* Begin DATA SUPPLIED *

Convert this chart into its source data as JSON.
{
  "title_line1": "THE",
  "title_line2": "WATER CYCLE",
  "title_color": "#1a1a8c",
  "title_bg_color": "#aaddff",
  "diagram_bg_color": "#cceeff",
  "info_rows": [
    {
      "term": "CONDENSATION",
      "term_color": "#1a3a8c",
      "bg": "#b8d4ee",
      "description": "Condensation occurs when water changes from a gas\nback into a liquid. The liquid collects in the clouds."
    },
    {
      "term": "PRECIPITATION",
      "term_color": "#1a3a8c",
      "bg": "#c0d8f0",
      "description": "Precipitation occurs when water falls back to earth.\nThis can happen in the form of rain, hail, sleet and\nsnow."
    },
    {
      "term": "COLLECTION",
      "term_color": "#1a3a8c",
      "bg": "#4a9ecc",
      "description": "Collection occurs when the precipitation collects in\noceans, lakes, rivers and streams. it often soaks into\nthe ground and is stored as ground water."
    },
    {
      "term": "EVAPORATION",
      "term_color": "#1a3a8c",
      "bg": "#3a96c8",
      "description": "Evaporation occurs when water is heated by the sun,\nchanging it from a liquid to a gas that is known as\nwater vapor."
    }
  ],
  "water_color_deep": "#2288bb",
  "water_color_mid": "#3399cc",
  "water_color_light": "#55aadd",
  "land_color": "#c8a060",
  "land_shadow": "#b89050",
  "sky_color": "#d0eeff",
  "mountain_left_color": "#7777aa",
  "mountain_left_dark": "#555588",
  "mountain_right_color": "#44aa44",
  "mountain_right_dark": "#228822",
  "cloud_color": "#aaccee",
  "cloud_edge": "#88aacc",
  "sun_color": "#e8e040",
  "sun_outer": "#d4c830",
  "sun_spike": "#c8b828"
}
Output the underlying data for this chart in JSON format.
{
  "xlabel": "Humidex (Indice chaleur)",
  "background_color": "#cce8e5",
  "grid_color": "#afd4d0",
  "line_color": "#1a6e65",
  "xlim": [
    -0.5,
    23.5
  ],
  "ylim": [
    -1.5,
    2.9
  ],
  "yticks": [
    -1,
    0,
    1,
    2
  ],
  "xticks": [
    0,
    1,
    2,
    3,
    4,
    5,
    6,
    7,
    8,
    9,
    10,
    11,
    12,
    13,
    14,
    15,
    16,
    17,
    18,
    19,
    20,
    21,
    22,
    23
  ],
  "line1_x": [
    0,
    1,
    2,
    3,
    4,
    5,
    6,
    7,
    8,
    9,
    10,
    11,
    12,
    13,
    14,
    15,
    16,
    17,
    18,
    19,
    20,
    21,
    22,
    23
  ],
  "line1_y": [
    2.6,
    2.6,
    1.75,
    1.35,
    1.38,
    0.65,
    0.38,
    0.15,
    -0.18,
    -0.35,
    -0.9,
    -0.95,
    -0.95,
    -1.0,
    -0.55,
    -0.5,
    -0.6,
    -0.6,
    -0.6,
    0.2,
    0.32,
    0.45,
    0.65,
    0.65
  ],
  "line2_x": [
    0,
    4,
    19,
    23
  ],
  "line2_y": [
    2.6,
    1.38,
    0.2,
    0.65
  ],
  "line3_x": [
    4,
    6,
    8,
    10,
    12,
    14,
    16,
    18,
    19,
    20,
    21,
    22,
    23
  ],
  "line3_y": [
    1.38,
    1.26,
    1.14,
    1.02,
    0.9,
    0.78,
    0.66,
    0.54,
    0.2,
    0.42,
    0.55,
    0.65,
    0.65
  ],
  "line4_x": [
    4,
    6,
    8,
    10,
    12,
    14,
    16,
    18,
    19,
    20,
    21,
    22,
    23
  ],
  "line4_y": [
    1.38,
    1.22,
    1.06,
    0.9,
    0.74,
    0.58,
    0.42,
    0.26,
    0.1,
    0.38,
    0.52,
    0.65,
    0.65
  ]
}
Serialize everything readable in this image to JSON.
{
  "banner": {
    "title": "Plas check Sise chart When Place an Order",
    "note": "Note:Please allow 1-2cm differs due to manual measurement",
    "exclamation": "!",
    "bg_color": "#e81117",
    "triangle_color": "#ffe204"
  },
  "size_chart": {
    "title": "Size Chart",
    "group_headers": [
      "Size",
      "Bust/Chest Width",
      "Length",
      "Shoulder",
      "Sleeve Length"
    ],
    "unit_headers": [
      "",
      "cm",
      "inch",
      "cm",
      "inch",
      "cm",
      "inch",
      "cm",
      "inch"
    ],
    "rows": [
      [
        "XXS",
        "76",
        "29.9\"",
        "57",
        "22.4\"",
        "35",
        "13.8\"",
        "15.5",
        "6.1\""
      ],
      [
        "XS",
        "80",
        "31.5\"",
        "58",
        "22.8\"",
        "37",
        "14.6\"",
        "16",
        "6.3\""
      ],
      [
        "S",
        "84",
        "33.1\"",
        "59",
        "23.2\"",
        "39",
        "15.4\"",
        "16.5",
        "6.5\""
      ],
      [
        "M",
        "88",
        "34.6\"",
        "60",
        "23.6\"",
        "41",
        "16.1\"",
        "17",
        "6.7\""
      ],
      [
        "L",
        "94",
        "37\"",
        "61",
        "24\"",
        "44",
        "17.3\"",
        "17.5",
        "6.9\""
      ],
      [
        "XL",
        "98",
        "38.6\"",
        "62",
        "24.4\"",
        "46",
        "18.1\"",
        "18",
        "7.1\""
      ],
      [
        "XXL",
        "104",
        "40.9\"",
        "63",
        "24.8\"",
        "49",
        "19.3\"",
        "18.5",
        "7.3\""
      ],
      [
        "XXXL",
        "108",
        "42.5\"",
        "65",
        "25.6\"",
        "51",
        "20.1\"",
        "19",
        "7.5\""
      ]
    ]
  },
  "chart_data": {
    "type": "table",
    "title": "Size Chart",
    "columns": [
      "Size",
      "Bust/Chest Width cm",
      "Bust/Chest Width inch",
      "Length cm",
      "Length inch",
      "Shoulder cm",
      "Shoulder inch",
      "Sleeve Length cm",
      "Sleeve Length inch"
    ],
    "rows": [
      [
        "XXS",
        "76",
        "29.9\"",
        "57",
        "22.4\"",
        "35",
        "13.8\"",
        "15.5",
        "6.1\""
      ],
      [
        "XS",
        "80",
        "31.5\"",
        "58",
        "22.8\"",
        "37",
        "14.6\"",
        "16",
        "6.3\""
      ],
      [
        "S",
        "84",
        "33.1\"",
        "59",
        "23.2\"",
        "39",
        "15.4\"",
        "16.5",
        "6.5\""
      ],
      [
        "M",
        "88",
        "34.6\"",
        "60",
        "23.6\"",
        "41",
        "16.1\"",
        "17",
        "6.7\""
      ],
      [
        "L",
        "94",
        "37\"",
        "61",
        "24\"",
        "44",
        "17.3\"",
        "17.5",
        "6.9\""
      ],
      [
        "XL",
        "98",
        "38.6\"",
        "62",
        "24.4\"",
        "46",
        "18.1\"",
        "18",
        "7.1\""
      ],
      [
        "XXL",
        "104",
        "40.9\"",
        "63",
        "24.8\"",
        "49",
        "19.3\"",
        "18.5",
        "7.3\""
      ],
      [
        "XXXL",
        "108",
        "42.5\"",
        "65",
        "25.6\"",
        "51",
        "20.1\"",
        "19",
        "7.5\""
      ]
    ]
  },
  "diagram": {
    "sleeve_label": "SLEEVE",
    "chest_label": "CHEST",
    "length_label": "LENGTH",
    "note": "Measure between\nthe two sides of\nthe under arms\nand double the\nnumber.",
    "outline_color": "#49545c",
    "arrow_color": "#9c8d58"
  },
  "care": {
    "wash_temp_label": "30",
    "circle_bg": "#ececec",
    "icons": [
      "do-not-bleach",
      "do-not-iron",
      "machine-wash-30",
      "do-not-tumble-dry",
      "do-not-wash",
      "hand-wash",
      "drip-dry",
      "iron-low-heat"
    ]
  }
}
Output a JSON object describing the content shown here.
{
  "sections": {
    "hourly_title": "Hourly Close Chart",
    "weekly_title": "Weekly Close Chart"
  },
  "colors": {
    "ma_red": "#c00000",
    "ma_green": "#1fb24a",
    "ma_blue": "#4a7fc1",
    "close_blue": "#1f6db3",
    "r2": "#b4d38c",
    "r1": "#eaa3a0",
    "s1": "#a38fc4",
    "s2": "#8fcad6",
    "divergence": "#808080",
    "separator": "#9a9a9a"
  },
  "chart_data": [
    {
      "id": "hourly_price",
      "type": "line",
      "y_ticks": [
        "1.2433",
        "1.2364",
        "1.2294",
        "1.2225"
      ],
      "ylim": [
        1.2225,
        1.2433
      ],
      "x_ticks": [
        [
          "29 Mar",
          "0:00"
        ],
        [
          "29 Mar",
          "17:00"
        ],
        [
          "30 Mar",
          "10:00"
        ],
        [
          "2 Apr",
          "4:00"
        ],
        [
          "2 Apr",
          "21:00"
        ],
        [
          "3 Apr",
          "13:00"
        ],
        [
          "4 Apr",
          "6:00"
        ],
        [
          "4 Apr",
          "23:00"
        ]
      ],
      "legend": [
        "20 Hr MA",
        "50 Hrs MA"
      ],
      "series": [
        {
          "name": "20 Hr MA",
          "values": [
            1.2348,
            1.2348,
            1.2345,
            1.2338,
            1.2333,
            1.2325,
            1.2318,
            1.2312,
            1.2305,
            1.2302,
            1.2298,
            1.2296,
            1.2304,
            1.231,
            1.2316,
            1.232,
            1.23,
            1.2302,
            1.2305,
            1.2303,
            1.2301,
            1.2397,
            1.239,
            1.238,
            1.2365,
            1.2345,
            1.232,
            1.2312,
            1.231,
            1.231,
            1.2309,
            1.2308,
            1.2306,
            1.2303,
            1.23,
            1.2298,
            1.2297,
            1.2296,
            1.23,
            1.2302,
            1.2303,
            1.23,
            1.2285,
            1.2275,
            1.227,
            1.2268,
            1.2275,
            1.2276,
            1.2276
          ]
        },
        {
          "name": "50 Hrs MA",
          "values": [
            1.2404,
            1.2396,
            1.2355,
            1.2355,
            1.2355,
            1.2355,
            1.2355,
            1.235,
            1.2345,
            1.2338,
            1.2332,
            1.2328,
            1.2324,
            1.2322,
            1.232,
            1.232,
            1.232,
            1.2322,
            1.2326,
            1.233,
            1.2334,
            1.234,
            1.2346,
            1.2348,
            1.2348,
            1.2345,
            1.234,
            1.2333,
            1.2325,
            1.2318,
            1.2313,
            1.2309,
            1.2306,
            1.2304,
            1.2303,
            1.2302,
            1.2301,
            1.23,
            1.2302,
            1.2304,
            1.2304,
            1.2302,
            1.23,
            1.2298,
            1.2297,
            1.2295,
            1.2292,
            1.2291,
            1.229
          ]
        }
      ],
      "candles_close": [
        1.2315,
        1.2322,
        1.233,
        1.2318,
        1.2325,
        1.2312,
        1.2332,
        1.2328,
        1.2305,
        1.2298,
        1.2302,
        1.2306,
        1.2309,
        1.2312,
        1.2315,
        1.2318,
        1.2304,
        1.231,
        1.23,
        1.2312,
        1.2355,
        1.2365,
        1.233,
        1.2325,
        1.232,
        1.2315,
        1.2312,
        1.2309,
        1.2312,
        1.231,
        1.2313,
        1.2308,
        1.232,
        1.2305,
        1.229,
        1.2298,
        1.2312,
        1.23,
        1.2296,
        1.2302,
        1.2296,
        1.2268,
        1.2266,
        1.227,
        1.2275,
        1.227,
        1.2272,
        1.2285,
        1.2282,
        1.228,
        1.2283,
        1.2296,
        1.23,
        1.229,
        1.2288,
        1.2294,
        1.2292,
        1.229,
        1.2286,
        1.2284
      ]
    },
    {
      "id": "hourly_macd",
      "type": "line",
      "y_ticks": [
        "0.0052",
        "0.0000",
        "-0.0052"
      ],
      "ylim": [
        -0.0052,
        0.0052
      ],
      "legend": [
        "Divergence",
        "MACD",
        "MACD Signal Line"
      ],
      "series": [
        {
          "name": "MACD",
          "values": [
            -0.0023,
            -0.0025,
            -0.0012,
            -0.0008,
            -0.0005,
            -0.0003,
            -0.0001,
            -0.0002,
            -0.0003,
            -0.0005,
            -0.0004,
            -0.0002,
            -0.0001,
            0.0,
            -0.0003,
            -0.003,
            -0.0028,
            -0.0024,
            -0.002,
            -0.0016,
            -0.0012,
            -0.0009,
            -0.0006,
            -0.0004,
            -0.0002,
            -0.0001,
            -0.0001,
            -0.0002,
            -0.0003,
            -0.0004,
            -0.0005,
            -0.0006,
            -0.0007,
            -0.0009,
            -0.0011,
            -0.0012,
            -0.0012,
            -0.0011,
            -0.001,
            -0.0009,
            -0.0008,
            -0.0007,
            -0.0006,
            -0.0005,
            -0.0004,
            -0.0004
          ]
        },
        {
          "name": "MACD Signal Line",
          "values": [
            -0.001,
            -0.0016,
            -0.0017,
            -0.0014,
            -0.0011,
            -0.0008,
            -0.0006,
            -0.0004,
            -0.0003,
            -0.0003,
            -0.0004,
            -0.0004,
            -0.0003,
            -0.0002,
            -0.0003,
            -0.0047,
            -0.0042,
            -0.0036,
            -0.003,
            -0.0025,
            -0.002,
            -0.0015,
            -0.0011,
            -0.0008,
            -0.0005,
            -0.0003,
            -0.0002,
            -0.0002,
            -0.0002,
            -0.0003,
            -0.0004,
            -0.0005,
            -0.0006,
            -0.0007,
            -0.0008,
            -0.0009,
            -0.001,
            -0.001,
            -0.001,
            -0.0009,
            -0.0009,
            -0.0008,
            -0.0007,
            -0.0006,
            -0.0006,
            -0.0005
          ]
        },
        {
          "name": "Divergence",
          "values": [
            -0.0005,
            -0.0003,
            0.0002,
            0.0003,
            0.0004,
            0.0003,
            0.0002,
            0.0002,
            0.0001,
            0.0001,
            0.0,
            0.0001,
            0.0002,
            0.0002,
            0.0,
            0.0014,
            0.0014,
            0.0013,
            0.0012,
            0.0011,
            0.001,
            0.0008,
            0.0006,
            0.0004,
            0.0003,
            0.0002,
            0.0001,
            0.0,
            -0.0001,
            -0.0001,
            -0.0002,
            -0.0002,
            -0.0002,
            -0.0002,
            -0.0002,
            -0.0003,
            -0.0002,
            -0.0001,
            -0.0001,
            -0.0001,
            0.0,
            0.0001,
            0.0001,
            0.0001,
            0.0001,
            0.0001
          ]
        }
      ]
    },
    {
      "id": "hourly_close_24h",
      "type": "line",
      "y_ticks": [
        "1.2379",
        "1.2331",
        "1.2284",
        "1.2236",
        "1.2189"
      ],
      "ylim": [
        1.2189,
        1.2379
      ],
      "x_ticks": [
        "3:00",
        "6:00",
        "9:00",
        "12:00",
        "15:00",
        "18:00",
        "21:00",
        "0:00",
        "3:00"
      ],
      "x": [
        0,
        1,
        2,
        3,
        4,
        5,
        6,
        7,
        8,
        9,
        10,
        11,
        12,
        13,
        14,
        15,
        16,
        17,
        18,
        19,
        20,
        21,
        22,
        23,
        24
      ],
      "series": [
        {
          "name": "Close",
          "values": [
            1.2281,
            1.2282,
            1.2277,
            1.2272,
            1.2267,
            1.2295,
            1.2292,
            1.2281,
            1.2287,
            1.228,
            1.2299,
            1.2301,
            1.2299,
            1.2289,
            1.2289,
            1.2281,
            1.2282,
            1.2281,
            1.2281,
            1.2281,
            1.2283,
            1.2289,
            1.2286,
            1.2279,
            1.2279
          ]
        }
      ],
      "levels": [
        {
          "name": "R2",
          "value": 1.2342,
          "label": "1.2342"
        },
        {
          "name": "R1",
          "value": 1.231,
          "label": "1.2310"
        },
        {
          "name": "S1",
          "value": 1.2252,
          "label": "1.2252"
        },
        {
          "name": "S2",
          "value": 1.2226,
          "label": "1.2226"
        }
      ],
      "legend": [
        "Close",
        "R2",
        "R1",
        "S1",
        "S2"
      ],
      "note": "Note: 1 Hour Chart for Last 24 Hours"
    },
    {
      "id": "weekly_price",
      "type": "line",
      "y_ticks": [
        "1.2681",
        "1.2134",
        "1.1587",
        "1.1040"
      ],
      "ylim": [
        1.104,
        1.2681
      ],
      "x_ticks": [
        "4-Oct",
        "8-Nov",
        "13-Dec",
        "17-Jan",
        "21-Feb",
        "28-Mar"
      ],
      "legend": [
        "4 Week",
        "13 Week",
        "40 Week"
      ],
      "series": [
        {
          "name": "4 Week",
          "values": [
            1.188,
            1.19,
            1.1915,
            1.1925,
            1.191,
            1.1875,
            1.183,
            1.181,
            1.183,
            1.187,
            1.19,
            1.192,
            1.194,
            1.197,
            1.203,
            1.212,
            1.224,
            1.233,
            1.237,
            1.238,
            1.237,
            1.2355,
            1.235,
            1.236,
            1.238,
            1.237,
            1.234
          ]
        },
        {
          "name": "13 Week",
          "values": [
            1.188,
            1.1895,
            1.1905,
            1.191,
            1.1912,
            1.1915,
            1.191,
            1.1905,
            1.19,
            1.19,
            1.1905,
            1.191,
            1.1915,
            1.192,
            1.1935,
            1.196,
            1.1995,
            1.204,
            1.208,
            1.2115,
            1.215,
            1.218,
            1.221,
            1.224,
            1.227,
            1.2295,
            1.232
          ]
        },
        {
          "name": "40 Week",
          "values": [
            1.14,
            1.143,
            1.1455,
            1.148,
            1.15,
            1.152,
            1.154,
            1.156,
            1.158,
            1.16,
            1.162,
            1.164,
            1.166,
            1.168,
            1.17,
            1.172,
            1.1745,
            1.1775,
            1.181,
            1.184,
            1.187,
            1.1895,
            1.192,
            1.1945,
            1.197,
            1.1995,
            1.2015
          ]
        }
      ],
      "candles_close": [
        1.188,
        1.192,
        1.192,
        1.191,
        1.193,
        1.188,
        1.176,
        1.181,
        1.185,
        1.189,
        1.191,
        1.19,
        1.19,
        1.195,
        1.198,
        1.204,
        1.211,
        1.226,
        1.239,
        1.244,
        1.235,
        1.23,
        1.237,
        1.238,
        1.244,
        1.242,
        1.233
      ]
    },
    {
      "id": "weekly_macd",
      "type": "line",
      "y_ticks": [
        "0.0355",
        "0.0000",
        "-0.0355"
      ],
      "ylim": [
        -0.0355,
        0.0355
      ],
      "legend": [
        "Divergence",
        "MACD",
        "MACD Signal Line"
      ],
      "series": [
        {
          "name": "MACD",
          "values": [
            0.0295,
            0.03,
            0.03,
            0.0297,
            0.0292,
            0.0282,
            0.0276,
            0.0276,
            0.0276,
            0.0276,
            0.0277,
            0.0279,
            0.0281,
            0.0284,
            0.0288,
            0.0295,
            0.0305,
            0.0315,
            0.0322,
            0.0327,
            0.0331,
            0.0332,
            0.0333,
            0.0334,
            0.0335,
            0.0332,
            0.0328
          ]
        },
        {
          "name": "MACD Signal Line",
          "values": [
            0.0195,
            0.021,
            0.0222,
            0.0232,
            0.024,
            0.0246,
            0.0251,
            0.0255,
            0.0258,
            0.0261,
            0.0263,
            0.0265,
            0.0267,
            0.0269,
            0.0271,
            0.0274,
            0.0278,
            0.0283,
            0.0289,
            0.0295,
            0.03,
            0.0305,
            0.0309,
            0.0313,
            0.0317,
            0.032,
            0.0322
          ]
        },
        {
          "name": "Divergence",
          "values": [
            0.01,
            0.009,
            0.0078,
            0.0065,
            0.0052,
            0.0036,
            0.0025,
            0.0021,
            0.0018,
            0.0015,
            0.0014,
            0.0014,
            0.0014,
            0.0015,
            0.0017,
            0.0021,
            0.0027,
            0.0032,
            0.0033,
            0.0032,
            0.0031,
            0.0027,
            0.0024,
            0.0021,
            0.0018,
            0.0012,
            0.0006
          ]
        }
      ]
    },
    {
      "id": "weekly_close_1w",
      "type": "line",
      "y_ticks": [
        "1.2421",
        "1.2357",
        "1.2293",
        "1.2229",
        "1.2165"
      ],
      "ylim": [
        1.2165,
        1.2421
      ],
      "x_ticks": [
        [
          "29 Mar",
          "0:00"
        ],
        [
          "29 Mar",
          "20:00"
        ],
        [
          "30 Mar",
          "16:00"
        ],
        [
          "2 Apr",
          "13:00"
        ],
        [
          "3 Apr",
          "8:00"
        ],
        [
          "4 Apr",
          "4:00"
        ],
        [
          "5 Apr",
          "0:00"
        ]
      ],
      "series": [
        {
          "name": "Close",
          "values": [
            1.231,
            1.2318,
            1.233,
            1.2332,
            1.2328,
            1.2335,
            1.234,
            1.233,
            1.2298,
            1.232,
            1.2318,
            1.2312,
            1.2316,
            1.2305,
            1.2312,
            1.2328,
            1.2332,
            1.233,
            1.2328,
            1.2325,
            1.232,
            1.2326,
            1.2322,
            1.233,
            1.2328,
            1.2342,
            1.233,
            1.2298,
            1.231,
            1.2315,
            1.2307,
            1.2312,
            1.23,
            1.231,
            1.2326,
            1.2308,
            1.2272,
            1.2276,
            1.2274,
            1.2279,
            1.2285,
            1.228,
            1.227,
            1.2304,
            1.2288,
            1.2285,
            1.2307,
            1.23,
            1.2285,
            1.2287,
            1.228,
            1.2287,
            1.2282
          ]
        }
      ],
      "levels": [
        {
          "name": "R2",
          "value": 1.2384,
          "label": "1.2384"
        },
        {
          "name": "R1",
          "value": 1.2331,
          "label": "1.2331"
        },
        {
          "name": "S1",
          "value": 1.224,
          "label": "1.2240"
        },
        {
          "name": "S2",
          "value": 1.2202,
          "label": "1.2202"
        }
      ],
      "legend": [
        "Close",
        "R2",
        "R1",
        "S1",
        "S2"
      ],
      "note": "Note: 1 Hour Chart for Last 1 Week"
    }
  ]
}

* End DATA SUPPLIED *

- **AIM OF THE EXERCISE**
Show all lines from the listing above in which "description" appears.

- **COMPLETED EXERCISE**
      "description": "Condensation occurs when water changes from a gas\nback into a liquid. The liquid collects in the clouds."
      "description": "Precipitation occurs when water falls back to earth.\nThis can happen in the form of rain, hail, sleet and\nsnow."
      "description": "Collection occurs when the precipitation collects in\noceans, lakes, rivers and streams. it often soaks into\nthe ground and is stored as ground water."
      "description": "Evaporation occurs when water is heated by the sun,\nchanging it from a liquid to a gas that is known as\nwater vapor."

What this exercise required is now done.